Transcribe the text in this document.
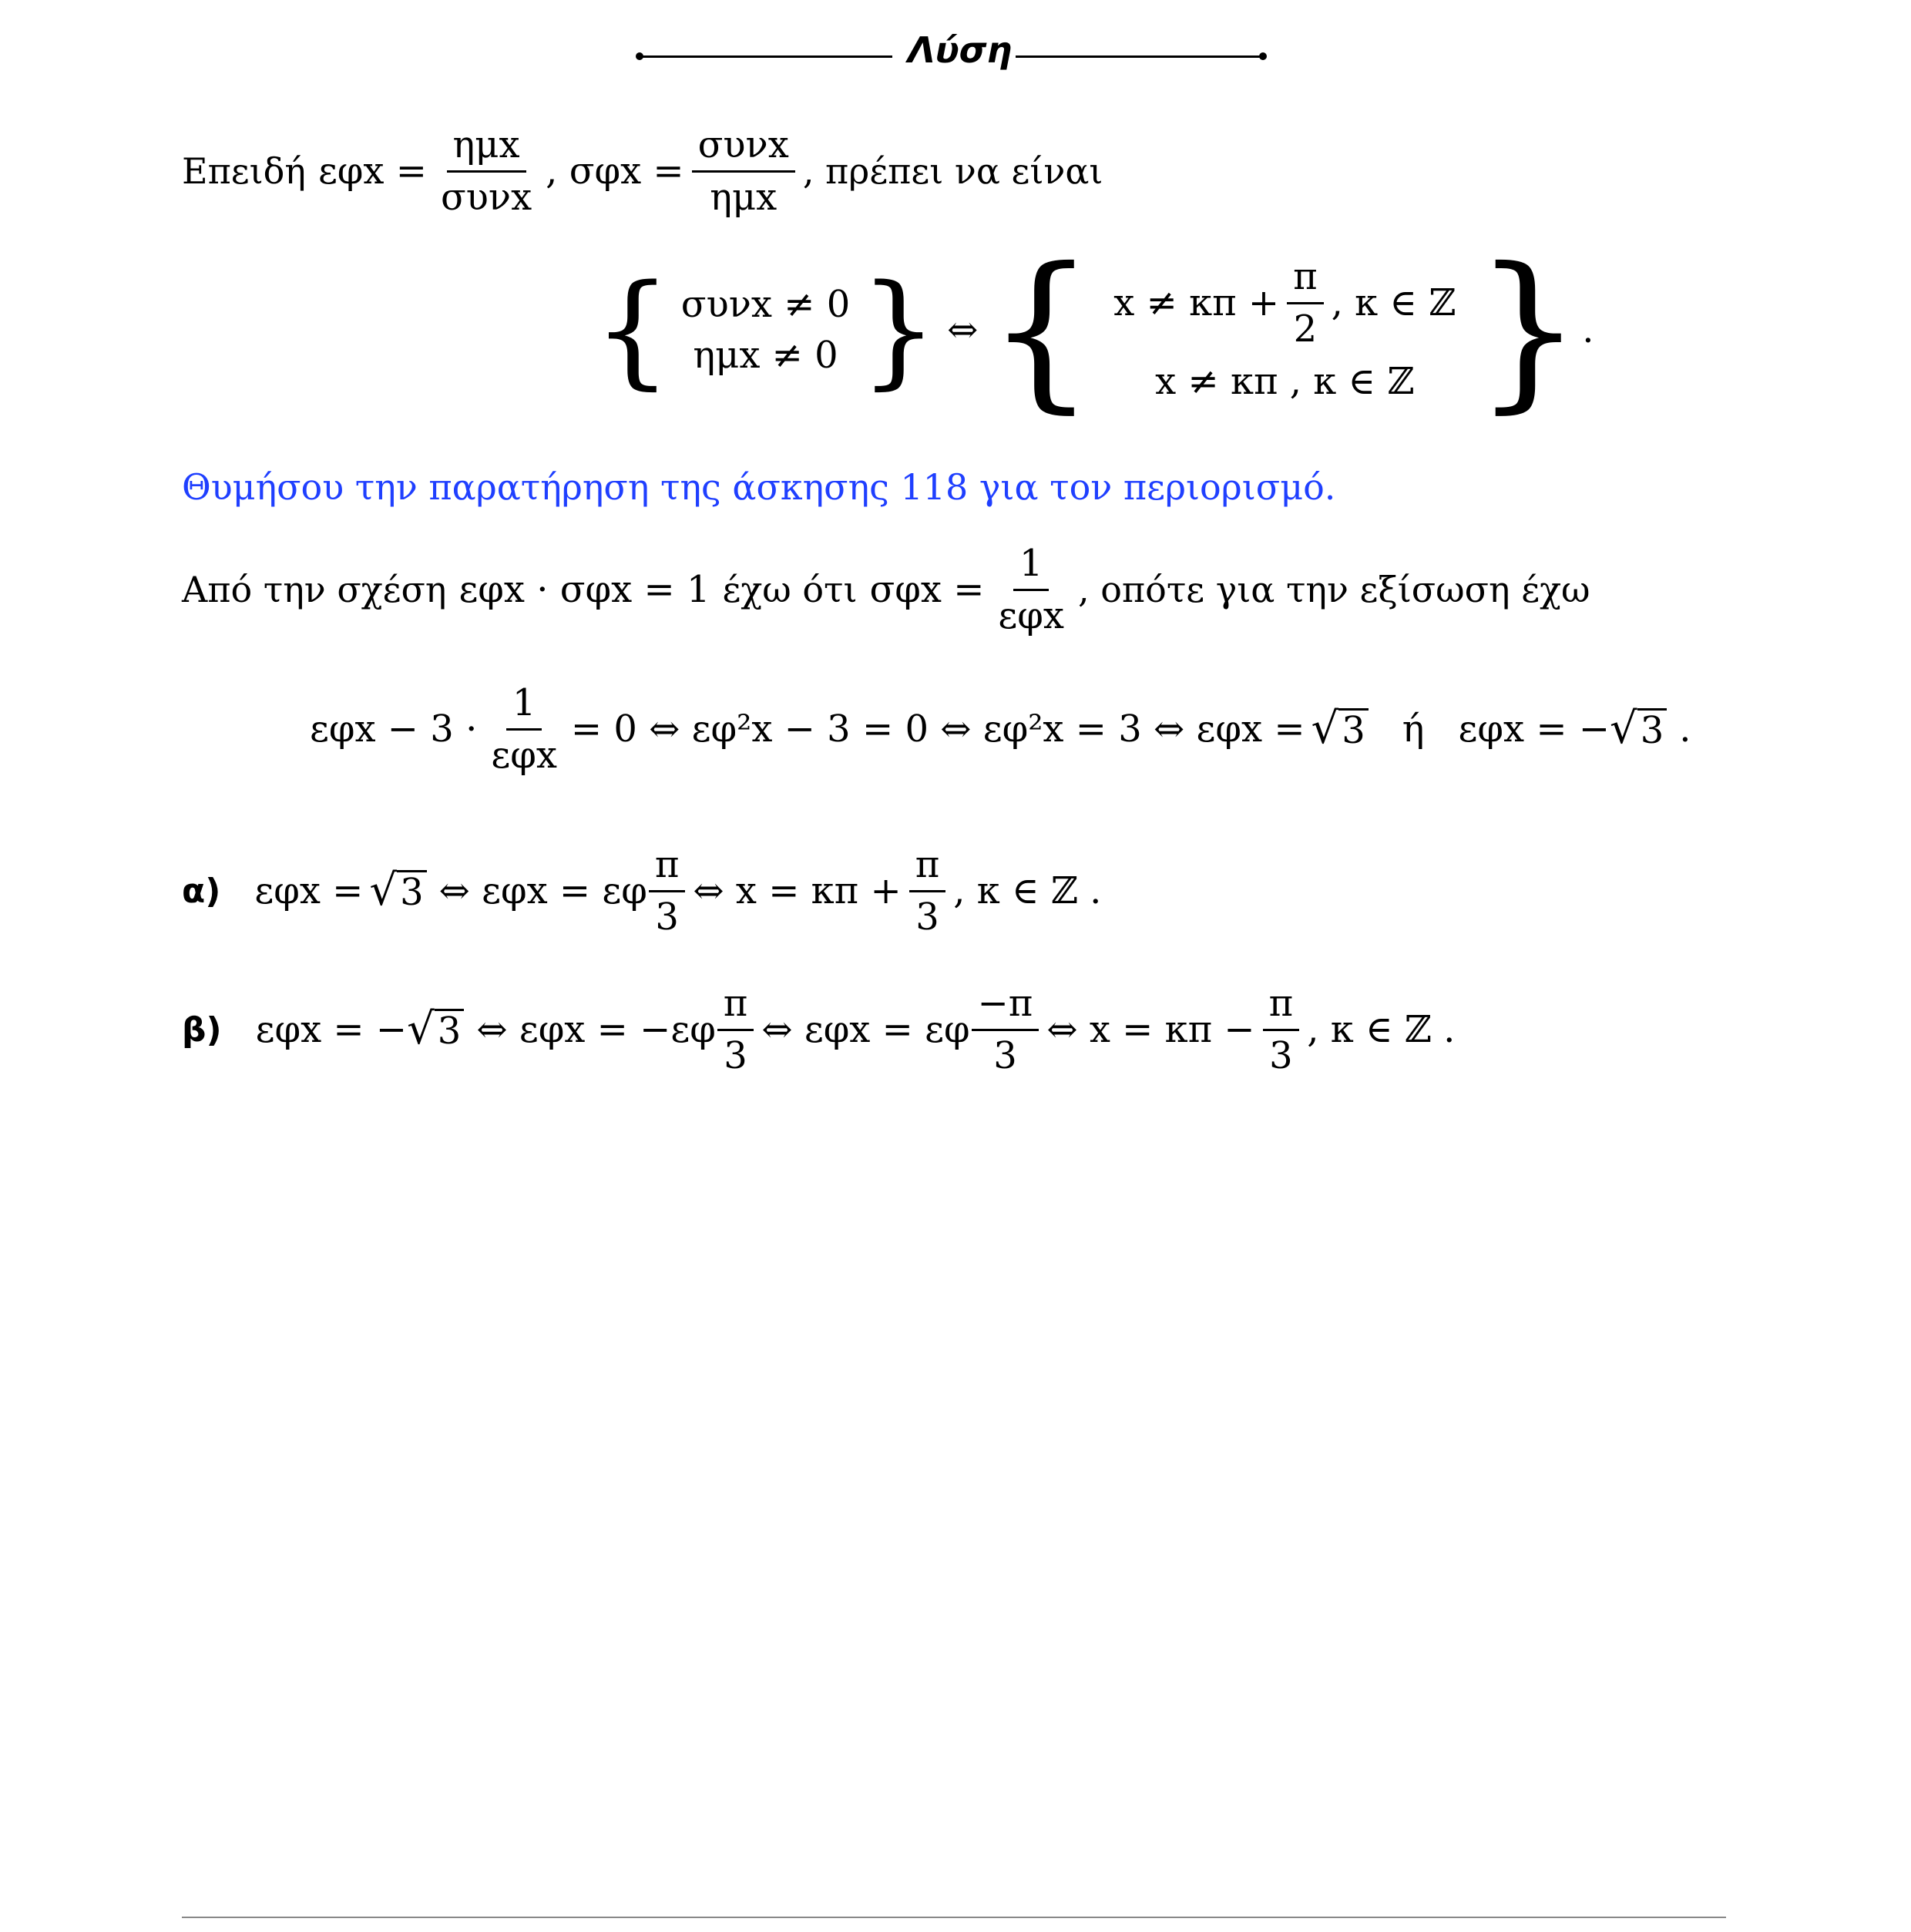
Λύση
Επειδή $\varepsilon\varphi x = \frac{\text{ημx}}{\text{συνx}}$ , $\sigma\varphi x = \frac{\text{συνx}}{\text{ημx}}$ , πρέπει να είναι
{ συνx ≠ 0
ημx ≠ 0 } ⇔ { $x \ne \kappa\pi + \frac{\pi}{2}$ , κ ∈ ℤ
x ≠ κπ , κ ∈ ℤ } .
Θυμήσου την παρατήρηση της άσκησης 118 για τον περιορισμό.
Από την σχέση εφx · σφx = 1 έχω ότι $\sigma\varphi x = \frac{1}{\text{εφx}}$ , οπότε για την εξίσωση έχω
$\varepsilon\varphi x - 3 \cdot \frac{1}{\text{εφx}} = 0$ ⇔ εφ²x − 3 = 0 ⇔ εφ²x = 3 ⇔ εφx = √ 3 ή εφx = − √ 3 .
α) εφx = √ 3 ⇔ εφx = εφ $\frac{\pi}{3}$ ⇔ $x = \kappa\pi + \frac{\pi}{3}$ , κ ∈ ℤ .
β) εφx = − √ 3 ⇔ $\varepsilon\varphi x = -\varepsilon\varphi \frac{\pi}{3}$ ⇔ εφx = εφ $\frac{-\pi}{3}$ ⇔ $x = \kappa\pi - \frac{\pi}{3}$ , κ ∈ ℤ .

--*--

Work instructions: Print all the records again exactly; do not include any picture.

Solution for this task:
Transcribe the text in this document.
Λύση
Επειδή $\varepsilon\varphi x = \frac{\text{ημx}}{\text{συνx}}$ , $\sigma\varphi x = \frac{\text{συνx}}{\text{ημx}}$ , πρέπει να είναι
{ συνx ≠ 0
ημx ≠ 0 } ⇔ { $x \ne \kappa\pi + \frac{\pi}{2}$ , κ ∈ ℤ
x ≠ κπ , κ ∈ ℤ } .
Θυμήσου την παρατήρηση της άσκησης 118 για τον περιορισμό.
Από την σχέση εφx · σφx = 1 έχω ότι $\sigma\varphi x = \frac{1}{\text{εφx}}$ , οπότε για την εξίσωση έχω
$\varepsilon\varphi x - 3 \cdot \frac{1}{\text{εφx}} = 0$ ⇔ εφ²x − 3 = 0 ⇔ εφ²x = 3 ⇔ εφx = √ 3 ή εφx = − √ 3 .
α) εφx = √ 3 ⇔ εφx = εφ $\frac{\pi}{3}$ ⇔ $x = \kappa\pi + \frac{\pi}{3}$ , κ ∈ ℤ .
β) εφx = − √ 3 ⇔ $\varepsilon\varphi x = -\varepsilon\varphi \frac{\pi}{3}$ ⇔ εφx = εφ $\frac{-\pi}{3}$ ⇔ $x = \kappa\pi - \frac{\pi}{3}$ , κ ∈ ℤ .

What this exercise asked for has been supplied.